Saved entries
═══
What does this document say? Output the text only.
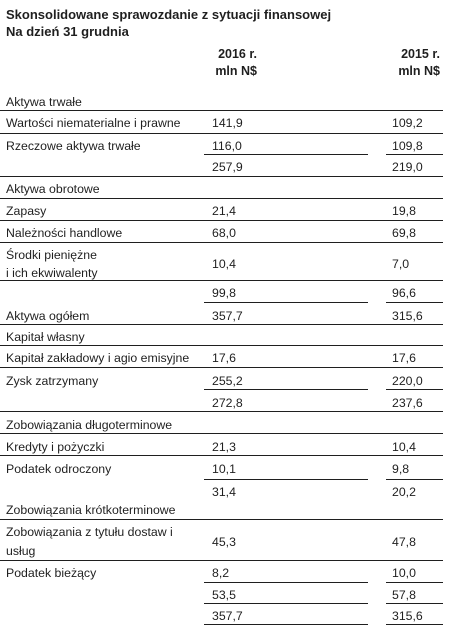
Skonsolidowane sprawozdanie z sytuacji finansowej
Na dzień 31 grudnia
2016 r.
mln N$
2015 r.
mln N$
Aktywa trwałe
Wartości niematerialne i prawne	141,9	109,2
Rzeczowe aktywa trwałe	116,0	109,8
257,9	219,0
Aktywa obrotowe
Zapasy	21,4	19,8
Należności handlowe	68,0	69,8
Środki pieniężne
i ich ekwiwalenty
10,4	7,0
99,8	96,6
Aktywa ogółem	357,7	315,6
Kapitał własny
Kapitał zakładowy i agio emisyjne 17,6	17,6
Zysk zatrzymany	255,2	220,0
272,8	237,6
Zobowiązania długoterminowe
Kredyty i pożyczki	21,3	10,4
Podatek odroczony	10,1	9,8
31,4	20,2
Zobowiązania krótkoterminowe
Zobowiązania z tytułu dostaw i
usług
45,3	47,8
Podatek bieżący	8,2	10,0
53,5	57,8
357,7	315,6
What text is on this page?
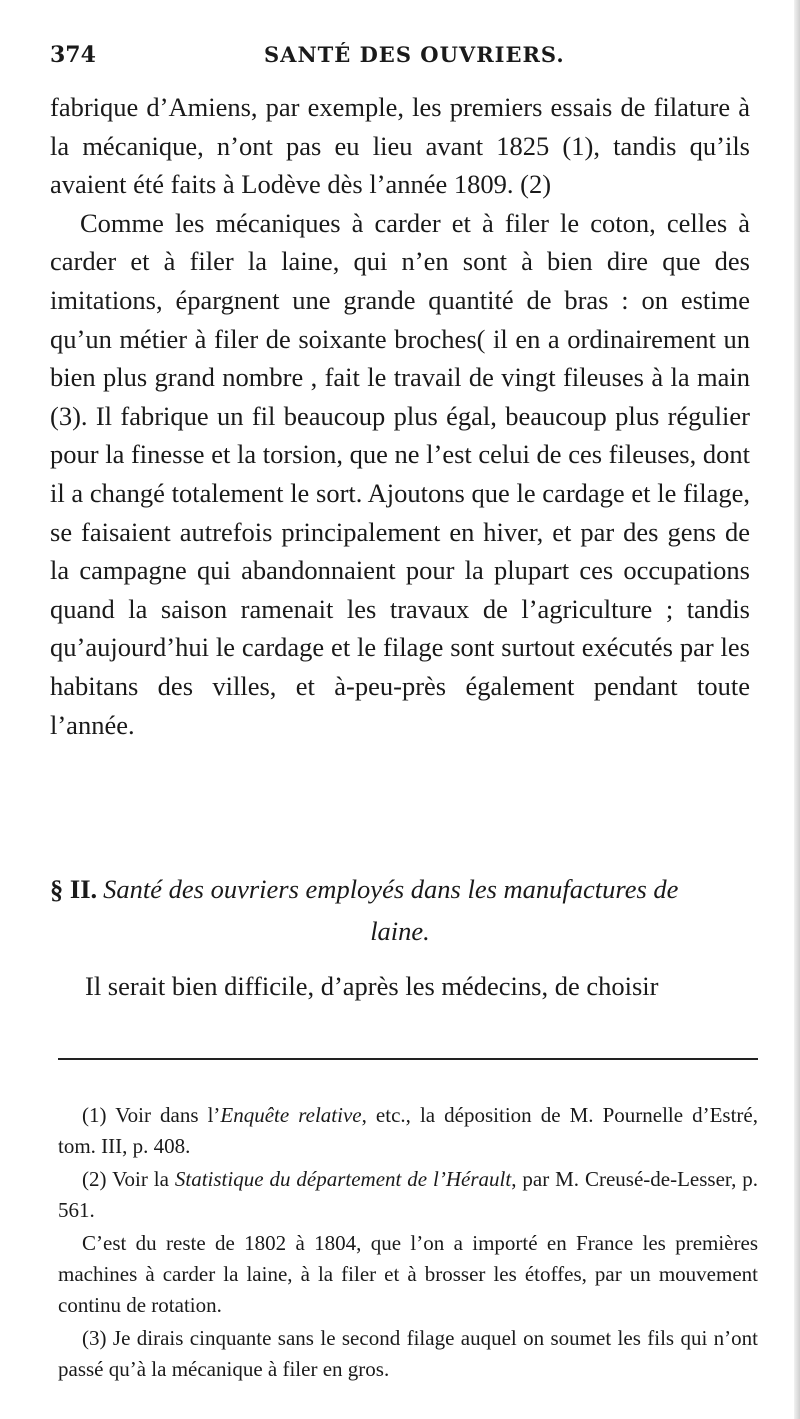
374	SANTÉ DES OUVRIERS.

fabrique d’Amiens, par exemple, les premiers essais de filature à la mécanique, n’ont pas eu lieu avant 1825 (1), tandis qu’ils avaient été faits à Lodève dès l’année 1809. (2)

Comme les mécaniques à carder et à filer le coton, celles à carder et à filer la laine, qui n’en sont à bien dire que des imitations, épargnent une grande quantité de bras : on estime qu’un métier à filer de soixante broches( il en a ordinairement un bien plus grand nombre , fait le travail de vingt fileuses à la main (3). Il fabrique un fil beaucoup plus égal, beaucoup plus régulier pour la finesse et la torsion, que ne l’est celui de ces fileuses, dont il a changé totalement le sort. Ajoutons que le cardage et le filage, se faisaient autrefois principalement en hiver, et par des gens de la campagne qui abandonnaient pour la plupart ces occupations quand la saison ramenait les travaux de l’agriculture ; tandis qu’aujourd’hui le cardage et le filage sont surtout exécutés par les habitans des villes, et à-peu-près également pendant toute l’année.

§ II. Santé des ouvriers employés dans les manufactures de
laine.
Il serait bien difficile, d’après les médecins, de choisir

(1) Voir dans l’Enquête relative, etc., la déposition de M. Pournelle d’Estré, tom. III, p. 408.

(2) Voir la Statistique du département de l’Hérault, par M. Creusé-de-Lesser, p. 561.

C’est du reste de 1802 à 1804, que l’on a importé en France les premières machines à carder la laine, à la filer et à brosser les étoffes, par un mouvement continu de rotation.

(3) Je dirais cinquante sans le second filage auquel on soumet les fils qui n’ont passé qu’à la mécanique à filer en gros.
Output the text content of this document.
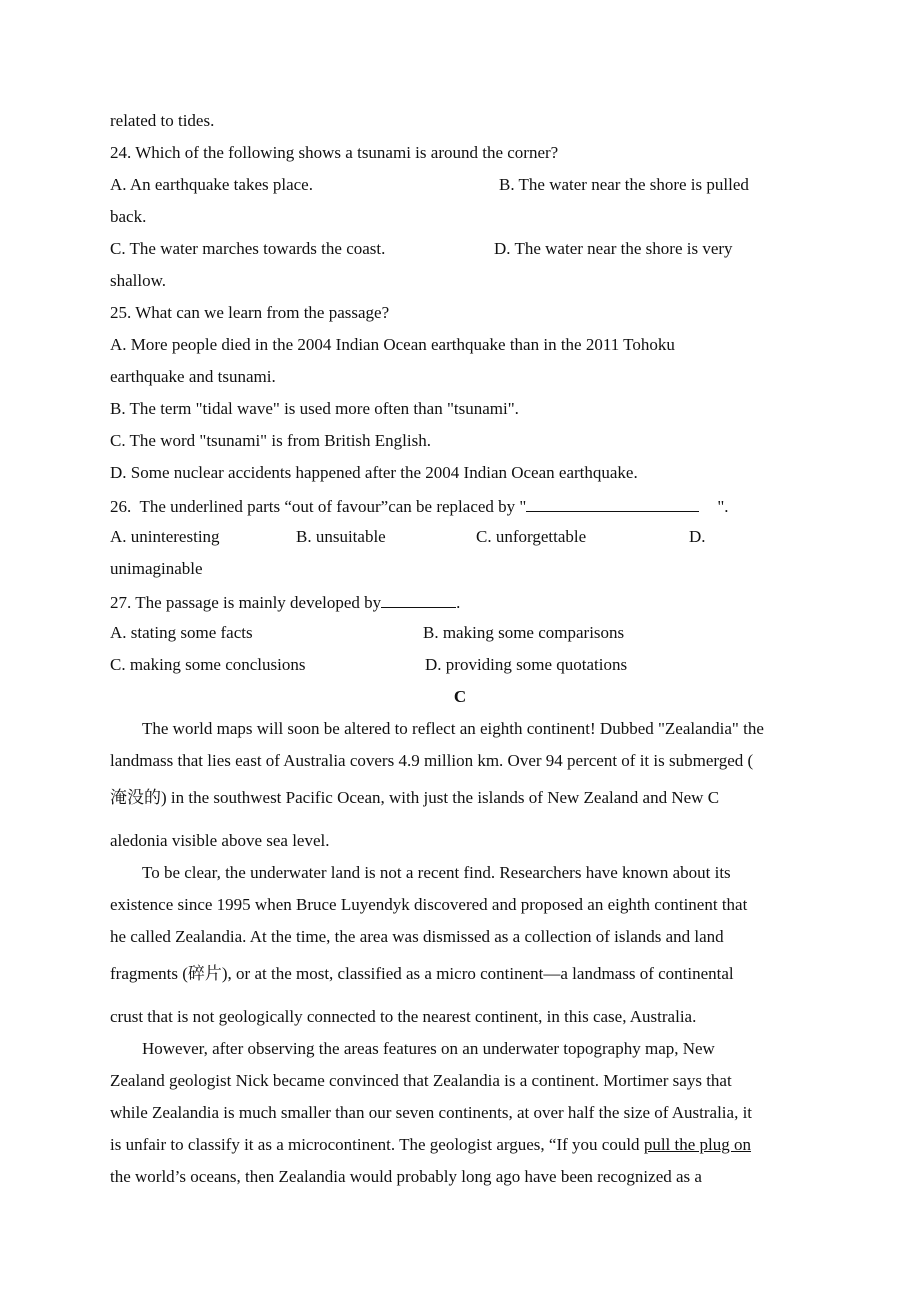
related to tides.
24. Which of the following shows a tsunami is around the corner?
A. An earthquake takes place.	B. The water near the shore is pulled
back.
C. The water marches towards the coast.	D. The water near the shore is very
shallow.
25. What can we learn from the passage?
A. More people died in the 2004 Indian Ocean earthquake than in the 2011 Tohoku
earthquake and tsunami.
B. The term "tidal wave" is used more often than "tsunami".
C. The word "tsunami" is from British English.
D. Some nuclear accidents happened after the 2004 Indian Ocean earthquake.
26.  The underlined parts “out of favour”can be replaced by "	".
A. uninteresting	B. unsuitable	C. unforgettable	D.
unimaginable
27. The passage is mainly developed by	.
A. stating some facts	B. making some comparisons
C. making some conclusions	D. providing some quotations
C
The world maps will soon be altered to reflect an eighth continent! Dubbed "Zealandia" the
landmass that lies east of Australia covers 4.9 million km. Over 94 percent of it is submerged (
淹没的) in the southwest Pacific Ocean, with just the islands of New Zealand and New C
aledonia visible above sea level.
To be clear, the underwater land is not a recent find. Researchers have known about its
existence since 1995 when Bruce Luyendyk discovered and proposed an eighth continent that
he called Zealandia. At the time, the area was dismissed as a collection of islands and land
fragments (碎片), or at the most, classified as a micro continent—a landmass of continental
crust that is not geologically connected to the nearest continent, in this case, Australia.
However, after observing the areas features on an underwater topography map, New
Zealand geologist Nick became convinced that Zealandia is a continent. Mortimer says that
while Zealandia is much smaller than our seven continents, at over half the size of Australia, it
is unfair to classify it as a microcontinent. The geologist argues, “If you could pull the plug on
the world’s oceans, then Zealandia would probably long ago have been recognized as a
═══
→ WHAT TO DO: Copy every line that includes the string "trwałe" from the material above.

→ TASK RESULT:
Aktywa trwałe
Rzeczowe aktywa trwałe	116,0	109,8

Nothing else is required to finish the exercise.